Identify each line holding the string "JORGE" and copy it.
◆ ◆ ◆ ◆ ◆ ◆ ◆
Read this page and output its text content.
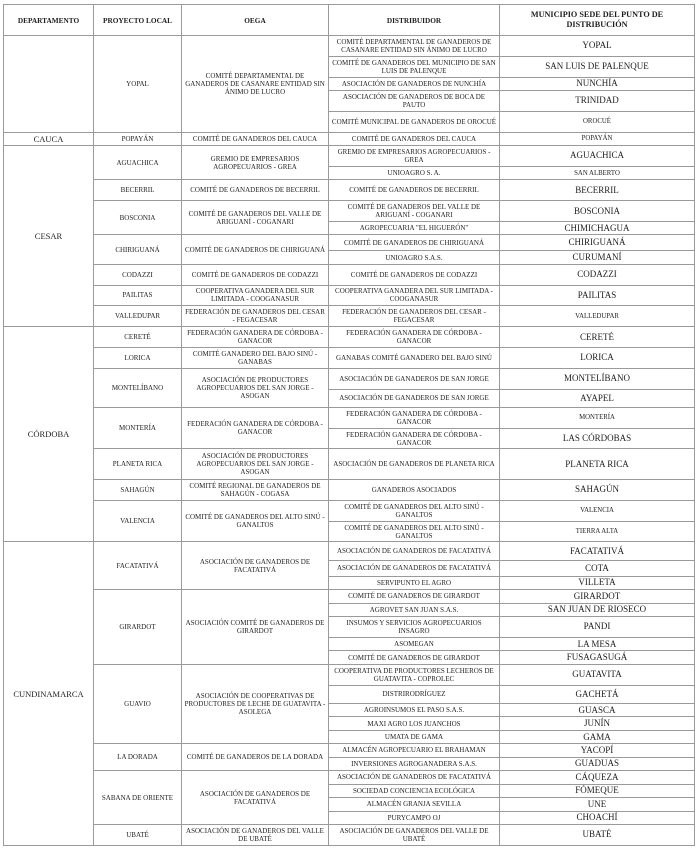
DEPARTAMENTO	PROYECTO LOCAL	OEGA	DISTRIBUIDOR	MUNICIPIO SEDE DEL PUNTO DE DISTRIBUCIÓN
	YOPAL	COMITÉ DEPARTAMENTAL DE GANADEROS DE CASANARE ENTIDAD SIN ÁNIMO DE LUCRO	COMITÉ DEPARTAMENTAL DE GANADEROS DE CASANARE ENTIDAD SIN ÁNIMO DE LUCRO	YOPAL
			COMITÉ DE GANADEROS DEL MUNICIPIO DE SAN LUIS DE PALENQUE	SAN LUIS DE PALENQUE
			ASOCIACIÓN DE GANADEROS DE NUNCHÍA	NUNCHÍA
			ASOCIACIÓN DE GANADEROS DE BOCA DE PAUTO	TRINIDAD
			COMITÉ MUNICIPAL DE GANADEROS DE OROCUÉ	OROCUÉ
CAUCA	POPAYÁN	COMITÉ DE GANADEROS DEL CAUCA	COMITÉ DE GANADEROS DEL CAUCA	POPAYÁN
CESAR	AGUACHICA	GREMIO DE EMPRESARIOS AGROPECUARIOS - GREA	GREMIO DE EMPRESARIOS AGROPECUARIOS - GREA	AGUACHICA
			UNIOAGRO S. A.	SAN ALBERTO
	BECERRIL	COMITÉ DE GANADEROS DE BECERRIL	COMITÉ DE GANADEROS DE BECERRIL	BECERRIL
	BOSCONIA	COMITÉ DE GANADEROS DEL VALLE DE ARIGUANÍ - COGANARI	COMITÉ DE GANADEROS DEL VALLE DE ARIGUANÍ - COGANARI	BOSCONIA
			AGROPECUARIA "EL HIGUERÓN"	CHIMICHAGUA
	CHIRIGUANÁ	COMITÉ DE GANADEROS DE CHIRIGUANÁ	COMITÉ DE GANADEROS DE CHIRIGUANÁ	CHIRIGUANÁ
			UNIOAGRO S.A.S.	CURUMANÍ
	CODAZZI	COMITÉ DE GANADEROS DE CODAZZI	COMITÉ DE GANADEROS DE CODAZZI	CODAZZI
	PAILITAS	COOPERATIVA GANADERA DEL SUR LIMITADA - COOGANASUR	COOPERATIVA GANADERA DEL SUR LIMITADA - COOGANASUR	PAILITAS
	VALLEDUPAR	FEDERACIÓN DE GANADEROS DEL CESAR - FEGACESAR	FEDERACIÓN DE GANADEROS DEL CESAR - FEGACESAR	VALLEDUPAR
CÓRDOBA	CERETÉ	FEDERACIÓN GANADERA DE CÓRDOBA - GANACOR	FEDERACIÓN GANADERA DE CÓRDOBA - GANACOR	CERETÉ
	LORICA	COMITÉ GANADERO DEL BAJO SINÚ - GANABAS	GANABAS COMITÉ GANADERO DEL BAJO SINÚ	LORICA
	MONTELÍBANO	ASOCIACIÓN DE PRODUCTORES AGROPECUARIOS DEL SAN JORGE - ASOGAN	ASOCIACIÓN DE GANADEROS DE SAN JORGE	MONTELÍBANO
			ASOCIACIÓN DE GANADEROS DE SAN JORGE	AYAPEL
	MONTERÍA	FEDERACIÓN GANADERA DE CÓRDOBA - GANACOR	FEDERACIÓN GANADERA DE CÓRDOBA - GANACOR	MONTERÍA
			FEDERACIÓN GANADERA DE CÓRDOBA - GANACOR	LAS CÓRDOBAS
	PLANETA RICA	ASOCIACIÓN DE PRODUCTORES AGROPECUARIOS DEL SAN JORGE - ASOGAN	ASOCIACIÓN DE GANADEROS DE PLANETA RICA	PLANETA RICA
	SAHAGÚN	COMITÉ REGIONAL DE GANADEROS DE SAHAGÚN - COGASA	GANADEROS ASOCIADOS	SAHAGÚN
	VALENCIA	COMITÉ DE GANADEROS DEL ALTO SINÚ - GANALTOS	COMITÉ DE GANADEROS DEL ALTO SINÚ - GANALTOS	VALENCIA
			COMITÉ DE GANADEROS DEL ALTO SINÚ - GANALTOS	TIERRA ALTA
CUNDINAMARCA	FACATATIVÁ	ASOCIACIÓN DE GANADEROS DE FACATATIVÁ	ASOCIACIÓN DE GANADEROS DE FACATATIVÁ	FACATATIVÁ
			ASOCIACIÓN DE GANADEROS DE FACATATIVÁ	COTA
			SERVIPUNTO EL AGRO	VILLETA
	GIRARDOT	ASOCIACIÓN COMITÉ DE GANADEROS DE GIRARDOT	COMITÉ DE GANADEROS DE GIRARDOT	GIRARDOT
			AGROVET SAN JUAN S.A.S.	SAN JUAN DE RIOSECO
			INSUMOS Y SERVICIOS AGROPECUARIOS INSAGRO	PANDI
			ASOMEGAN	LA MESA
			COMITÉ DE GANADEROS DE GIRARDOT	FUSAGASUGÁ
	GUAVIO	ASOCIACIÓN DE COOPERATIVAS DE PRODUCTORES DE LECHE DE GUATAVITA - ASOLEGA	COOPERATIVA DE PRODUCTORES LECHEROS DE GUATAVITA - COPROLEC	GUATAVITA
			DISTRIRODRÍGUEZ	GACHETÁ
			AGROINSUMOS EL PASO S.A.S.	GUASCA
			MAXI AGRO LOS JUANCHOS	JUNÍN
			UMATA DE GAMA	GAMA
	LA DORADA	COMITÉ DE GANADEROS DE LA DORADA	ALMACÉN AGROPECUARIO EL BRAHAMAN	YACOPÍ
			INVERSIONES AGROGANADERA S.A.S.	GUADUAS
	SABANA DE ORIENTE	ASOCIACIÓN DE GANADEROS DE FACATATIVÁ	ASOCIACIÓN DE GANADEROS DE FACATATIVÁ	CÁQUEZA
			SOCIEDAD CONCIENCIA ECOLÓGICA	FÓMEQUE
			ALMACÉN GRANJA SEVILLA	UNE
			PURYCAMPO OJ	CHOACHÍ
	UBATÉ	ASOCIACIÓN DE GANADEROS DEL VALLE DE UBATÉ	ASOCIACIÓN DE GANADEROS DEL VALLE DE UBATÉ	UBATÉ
◆ ◆ ◆ ◆ ◆ ◆ ◆
Answer to this task:
	MONTELÍBANO	ASOCIACIÓN DE PRODUCTORES AGROPECUARIOS DEL SAN JORGE - ASOGAN	ASOCIACIÓN DE GANADEROS DE SAN JORGE	MONTELÍBANO
			ASOCIACIÓN DE GANADEROS DE SAN JORGE	AYAPEL
	PLANETA RICA	ASOCIACIÓN DE PRODUCTORES AGROPECUARIOS DEL SAN JORGE - ASOGAN	ASOCIACIÓN DE GANADEROS DE PLANETA RICA	PLANETA RICA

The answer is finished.